§ GOAL: Reproduce the records exactly.

** START **

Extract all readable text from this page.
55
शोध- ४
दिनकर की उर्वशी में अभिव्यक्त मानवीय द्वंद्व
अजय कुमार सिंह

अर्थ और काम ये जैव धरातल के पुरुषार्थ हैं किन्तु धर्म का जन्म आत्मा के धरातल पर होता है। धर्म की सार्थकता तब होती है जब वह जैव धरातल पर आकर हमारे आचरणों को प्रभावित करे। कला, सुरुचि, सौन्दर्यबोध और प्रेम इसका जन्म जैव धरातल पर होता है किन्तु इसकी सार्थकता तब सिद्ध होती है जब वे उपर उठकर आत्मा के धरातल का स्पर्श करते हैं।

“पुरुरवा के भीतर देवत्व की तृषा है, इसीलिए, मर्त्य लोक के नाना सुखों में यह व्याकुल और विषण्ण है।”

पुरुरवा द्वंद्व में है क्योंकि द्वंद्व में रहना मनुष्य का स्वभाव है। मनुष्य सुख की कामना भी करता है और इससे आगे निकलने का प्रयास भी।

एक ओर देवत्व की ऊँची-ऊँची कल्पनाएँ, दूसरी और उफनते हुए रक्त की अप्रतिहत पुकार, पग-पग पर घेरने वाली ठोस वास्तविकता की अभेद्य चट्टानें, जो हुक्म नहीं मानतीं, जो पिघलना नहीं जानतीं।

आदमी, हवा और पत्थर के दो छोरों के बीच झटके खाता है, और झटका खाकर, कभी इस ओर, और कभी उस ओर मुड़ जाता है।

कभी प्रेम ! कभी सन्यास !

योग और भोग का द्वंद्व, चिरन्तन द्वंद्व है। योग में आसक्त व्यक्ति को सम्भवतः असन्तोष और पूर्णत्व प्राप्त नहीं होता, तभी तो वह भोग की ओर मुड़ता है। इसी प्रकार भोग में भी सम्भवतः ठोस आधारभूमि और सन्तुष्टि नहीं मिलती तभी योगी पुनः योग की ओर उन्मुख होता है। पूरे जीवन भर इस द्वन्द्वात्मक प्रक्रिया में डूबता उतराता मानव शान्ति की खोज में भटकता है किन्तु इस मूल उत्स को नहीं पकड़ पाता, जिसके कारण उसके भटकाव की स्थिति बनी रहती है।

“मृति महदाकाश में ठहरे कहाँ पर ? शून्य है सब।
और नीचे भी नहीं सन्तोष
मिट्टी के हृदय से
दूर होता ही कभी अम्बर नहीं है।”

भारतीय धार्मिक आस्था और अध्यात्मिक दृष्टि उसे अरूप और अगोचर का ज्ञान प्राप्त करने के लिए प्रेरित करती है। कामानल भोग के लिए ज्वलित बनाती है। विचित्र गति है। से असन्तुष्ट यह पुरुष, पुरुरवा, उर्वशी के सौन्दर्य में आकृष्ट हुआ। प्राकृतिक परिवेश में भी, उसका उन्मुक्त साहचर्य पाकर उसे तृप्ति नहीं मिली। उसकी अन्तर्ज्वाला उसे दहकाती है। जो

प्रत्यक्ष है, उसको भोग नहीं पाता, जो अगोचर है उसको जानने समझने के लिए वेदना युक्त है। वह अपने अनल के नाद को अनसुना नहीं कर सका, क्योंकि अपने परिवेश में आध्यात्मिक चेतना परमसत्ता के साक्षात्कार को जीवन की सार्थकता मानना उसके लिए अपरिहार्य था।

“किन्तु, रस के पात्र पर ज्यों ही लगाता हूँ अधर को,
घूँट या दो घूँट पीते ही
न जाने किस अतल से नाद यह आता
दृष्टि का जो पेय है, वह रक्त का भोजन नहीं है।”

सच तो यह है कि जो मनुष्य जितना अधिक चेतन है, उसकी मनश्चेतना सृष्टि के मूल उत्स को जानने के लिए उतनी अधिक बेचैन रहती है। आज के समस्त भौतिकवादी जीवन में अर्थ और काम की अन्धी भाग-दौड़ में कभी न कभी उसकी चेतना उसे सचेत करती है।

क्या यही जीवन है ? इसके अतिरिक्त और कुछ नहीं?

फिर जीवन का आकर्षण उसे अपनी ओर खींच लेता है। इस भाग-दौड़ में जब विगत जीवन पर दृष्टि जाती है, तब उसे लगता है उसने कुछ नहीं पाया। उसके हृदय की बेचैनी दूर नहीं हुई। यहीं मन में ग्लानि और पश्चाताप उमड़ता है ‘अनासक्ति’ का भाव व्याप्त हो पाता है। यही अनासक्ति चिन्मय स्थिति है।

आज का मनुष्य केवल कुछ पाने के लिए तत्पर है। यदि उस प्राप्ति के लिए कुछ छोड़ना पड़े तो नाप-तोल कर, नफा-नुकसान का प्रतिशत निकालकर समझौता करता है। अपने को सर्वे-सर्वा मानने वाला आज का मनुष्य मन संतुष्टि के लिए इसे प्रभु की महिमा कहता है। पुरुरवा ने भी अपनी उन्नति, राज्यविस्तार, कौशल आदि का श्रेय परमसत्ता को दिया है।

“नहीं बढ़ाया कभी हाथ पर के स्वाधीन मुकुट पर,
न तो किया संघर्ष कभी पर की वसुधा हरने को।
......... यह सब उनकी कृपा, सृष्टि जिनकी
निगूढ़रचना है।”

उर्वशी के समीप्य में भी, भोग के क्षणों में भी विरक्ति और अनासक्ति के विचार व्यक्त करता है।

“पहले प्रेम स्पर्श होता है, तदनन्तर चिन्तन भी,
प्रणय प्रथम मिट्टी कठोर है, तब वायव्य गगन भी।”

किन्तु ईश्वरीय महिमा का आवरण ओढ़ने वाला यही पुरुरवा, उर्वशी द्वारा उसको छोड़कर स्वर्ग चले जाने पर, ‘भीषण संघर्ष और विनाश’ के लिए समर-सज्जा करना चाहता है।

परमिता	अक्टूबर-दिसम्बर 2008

** END **

§ RESPONSE TO THE EXERCISE:
Extract all readable text from this page.
55
शोध- ४
दिनकर की उर्वशी में अभिव्यक्त मानवीय द्वंद्व
अजय कुमार सिंह

अर्थ और काम ये जैव धरातल के पुरुषार्थ हैं किन्तु धर्म का जन्म आत्मा के धरातल पर होता है। धर्म की सार्थकता तब होती है जब वह जैव धरातल पर आकर हमारे आचरणों को प्रभावित करे। कला, सुरुचि, सौन्दर्यबोध और प्रेम इसका जन्म जैव धरातल पर होता है किन्तु इसकी सार्थकता तब सिद्ध होती है जब वे उपर उठकर आत्मा के धरातल का स्पर्श करते हैं।

“पुरुरवा के भीतर देवत्व की तृषा है, इसीलिए, मर्त्य लोक के नाना सुखों में यह व्याकुल और विषण्ण है।”

पुरुरवा द्वंद्व में है क्योंकि द्वंद्व में रहना मनुष्य का स्वभाव है। मनुष्य सुख की कामना भी करता है और इससे आगे निकलने का प्रयास भी।

एक ओर देवत्व की ऊँची-ऊँची कल्पनाएँ, दूसरी और उफनते हुए रक्त की अप्रतिहत पुकार, पग-पग पर घेरने वाली ठोस वास्तविकता की अभेद्य चट्टानें, जो हुक्म नहीं मानतीं, जो पिघलना नहीं जानतीं।

आदमी, हवा और पत्थर के दो छोरों के बीच झटके खाता है, और झटका खाकर, कभी इस ओर, और कभी उस ओर मुड़ जाता है।

कभी प्रेम ! कभी सन्यास !

योग और भोग का द्वंद्व, चिरन्तन द्वंद्व है। योग में आसक्त व्यक्ति को सम्भवतः असन्तोष और पूर्णत्व प्राप्त नहीं होता, तभी तो वह भोग की ओर मुड़ता है। इसी प्रकार भोग में भी सम्भवतः ठोस आधारभूमि और सन्तुष्टि नहीं मिलती तभी योगी पुनः योग की ओर उन्मुख होता है। पूरे जीवन भर इस द्वन्द्वात्मक प्रक्रिया में डूबता उतराता मानव शान्ति की खोज में भटकता है किन्तु इस मूल उत्स को नहीं पकड़ पाता, जिसके कारण उसके भटकाव की स्थिति बनी रहती है।

“मृति महदाकाश में ठहरे कहाँ पर ? शून्य है सब।
और नीचे भी नहीं सन्तोष
मिट्टी के हृदय से
दूर होता ही कभी अम्बर नहीं है।”

भारतीय धार्मिक आस्था और अध्यात्मिक दृष्टि उसे अरूप और अगोचर का ज्ञान प्राप्त करने के लिए प्रेरित करती है। कामानल भोग के लिए ज्वलित बनाती है। विचित्र गति है। से असन्तुष्ट यह पुरुष, पुरुरवा, उर्वशी के सौन्दर्य में आकृष्ट हुआ। प्राकृतिक परिवेश में भी, उसका उन्मुक्त साहचर्य पाकर उसे तृप्ति नहीं मिली। उसकी अन्तर्ज्वाला उसे दहकाती है। जो

प्रत्यक्ष है, उसको भोग नहीं पाता, जो अगोचर है उसको जानने समझने के लिए वेदना युक्त है। वह अपने अनल के नाद को अनसुना नहीं कर सका, क्योंकि अपने परिवेश में आध्यात्मिक चेतना परमसत्ता के साक्षात्कार को जीवन की सार्थकता मानना उसके लिए अपरिहार्य था।

“किन्तु, रस के पात्र पर ज्यों ही लगाता हूँ अधर को,
घूँट या दो घूँट पीते ही
न जाने किस अतल से नाद यह आता
दृष्टि का जो पेय है, वह रक्त का भोजन नहीं है।”

सच तो यह है कि जो मनुष्य जितना अधिक चेतन है, उसकी मनश्चेतना सृष्टि के मूल उत्स को जानने के लिए उतनी अधिक बेचैन रहती है। आज के समस्त भौतिकवादी जीवन में अर्थ और काम की अन्धी भाग-दौड़ में कभी न कभी उसकी चेतना उसे सचेत करती है।

क्या यही जीवन है ? इसके अतिरिक्त और कुछ नहीं?

फिर जीवन का आकर्षण उसे अपनी ओर खींच लेता है। इस भाग-दौड़ में जब विगत जीवन पर दृष्टि जाती है, तब उसे लगता है उसने कुछ नहीं पाया। उसके हृदय की बेचैनी दूर नहीं हुई। यहीं मन में ग्लानि और पश्चाताप उमड़ता है ‘अनासक्ति’ का भाव व्याप्त हो पाता है। यही अनासक्ति चिन्मय स्थिति है।

आज का मनुष्य केवल कुछ पाने के लिए तत्पर है। यदि उस प्राप्ति के लिए कुछ छोड़ना पड़े तो नाप-तोल कर, नफा-नुकसान का प्रतिशत निकालकर समझौता करता है। अपने को सर्वे-सर्वा मानने वाला आज का मनुष्य मन संतुष्टि के लिए इसे प्रभु की महिमा कहता है। पुरुरवा ने भी अपनी उन्नति, राज्यविस्तार, कौशल आदि का श्रेय परमसत्ता को दिया है।

“नहीं बढ़ाया कभी हाथ पर के स्वाधीन मुकुट पर,
न तो किया संघर्ष कभी पर की वसुधा हरने को।
......... यह सब उनकी कृपा, सृष्टि जिनकी
निगूढ़रचना है।”

उर्वशी के समीप्य में भी, भोग के क्षणों में भी विरक्ति और अनासक्ति के विचार व्यक्त करता है।

“पहले प्रेम स्पर्श होता है, तदनन्तर चिन्तन भी,
प्रणय प्रथम मिट्टी कठोर है, तब वायव्य गगन भी।”

किन्तु ईश्वरीय महिमा का आवरण ओढ़ने वाला यही पुरुरवा, उर्वशी द्वारा उसको छोड़कर स्वर्ग चले जाने पर, ‘भीषण संघर्ष और विनाश’ के लिए समर-सज्जा करना चाहता है।

परमिता	अक्टूबर-दिसम्बर 2008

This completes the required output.